§ Job
Return all lines in the material below that contain "JSON".

Dataset excerpts
========================================================================
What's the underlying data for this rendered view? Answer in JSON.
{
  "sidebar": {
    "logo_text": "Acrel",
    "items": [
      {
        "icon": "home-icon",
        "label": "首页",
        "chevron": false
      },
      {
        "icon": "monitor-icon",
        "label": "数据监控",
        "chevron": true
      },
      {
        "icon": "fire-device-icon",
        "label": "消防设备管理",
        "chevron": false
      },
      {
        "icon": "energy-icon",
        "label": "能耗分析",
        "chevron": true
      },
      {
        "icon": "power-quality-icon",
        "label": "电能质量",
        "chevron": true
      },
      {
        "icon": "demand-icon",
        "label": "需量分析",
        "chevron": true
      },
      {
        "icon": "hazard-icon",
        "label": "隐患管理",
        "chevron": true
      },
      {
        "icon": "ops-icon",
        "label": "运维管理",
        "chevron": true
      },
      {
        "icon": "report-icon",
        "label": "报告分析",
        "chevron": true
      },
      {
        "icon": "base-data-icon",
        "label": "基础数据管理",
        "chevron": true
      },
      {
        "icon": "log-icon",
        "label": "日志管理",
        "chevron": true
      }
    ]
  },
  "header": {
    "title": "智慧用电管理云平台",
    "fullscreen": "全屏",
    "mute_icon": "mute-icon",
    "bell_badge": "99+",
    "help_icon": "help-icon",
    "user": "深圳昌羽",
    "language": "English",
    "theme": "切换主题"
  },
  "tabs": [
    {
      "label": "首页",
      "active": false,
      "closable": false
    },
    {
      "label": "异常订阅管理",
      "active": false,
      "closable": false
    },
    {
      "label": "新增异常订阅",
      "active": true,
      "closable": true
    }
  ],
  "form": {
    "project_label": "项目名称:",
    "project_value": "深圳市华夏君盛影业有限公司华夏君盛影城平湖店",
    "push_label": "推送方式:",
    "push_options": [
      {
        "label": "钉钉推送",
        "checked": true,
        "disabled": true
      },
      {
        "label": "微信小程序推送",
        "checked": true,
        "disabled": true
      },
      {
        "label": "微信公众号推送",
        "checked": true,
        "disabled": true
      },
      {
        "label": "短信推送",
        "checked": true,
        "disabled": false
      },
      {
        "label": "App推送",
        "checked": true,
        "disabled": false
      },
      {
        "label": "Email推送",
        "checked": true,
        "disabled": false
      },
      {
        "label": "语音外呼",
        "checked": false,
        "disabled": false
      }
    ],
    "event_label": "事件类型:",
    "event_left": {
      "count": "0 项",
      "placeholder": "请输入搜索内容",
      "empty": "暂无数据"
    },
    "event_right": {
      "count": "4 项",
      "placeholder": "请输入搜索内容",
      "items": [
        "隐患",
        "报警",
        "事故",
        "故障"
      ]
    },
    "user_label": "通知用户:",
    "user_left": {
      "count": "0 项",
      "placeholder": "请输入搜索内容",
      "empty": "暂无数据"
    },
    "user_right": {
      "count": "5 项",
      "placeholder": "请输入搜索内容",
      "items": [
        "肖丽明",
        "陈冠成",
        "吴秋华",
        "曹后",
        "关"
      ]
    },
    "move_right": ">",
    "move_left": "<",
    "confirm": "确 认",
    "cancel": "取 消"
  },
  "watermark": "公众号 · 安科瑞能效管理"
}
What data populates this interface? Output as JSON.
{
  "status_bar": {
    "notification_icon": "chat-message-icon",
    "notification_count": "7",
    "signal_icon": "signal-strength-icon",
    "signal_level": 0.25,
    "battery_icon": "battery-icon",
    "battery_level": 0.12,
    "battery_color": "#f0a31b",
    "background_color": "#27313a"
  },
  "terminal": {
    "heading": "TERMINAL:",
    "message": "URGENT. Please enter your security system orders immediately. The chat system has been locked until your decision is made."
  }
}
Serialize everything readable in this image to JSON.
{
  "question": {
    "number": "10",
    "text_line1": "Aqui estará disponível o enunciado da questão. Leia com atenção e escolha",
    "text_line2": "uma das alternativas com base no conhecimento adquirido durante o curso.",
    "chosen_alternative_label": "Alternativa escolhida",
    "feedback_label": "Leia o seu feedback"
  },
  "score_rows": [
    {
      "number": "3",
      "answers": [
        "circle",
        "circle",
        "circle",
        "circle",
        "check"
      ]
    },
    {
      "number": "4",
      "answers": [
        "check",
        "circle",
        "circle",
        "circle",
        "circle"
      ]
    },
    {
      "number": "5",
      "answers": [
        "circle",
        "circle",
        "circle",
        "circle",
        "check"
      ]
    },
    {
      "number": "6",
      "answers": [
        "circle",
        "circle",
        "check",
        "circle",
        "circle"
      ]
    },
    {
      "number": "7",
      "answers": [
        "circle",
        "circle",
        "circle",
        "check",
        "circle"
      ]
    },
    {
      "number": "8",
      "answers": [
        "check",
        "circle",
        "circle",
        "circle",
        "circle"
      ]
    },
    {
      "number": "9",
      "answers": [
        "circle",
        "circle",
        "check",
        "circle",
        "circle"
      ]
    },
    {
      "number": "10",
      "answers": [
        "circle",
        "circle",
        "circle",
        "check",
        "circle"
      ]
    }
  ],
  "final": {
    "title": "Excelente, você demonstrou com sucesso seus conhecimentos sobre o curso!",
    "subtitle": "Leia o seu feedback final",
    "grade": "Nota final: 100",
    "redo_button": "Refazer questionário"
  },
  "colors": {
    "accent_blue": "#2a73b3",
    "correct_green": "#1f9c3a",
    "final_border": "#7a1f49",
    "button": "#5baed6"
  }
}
========================================================================
§ Reply to the exercise
What's the underlying data for this rendered view? Answer in JSON.
What data populates this interface? Output as JSON.
Serialize everything readable in this image to JSON.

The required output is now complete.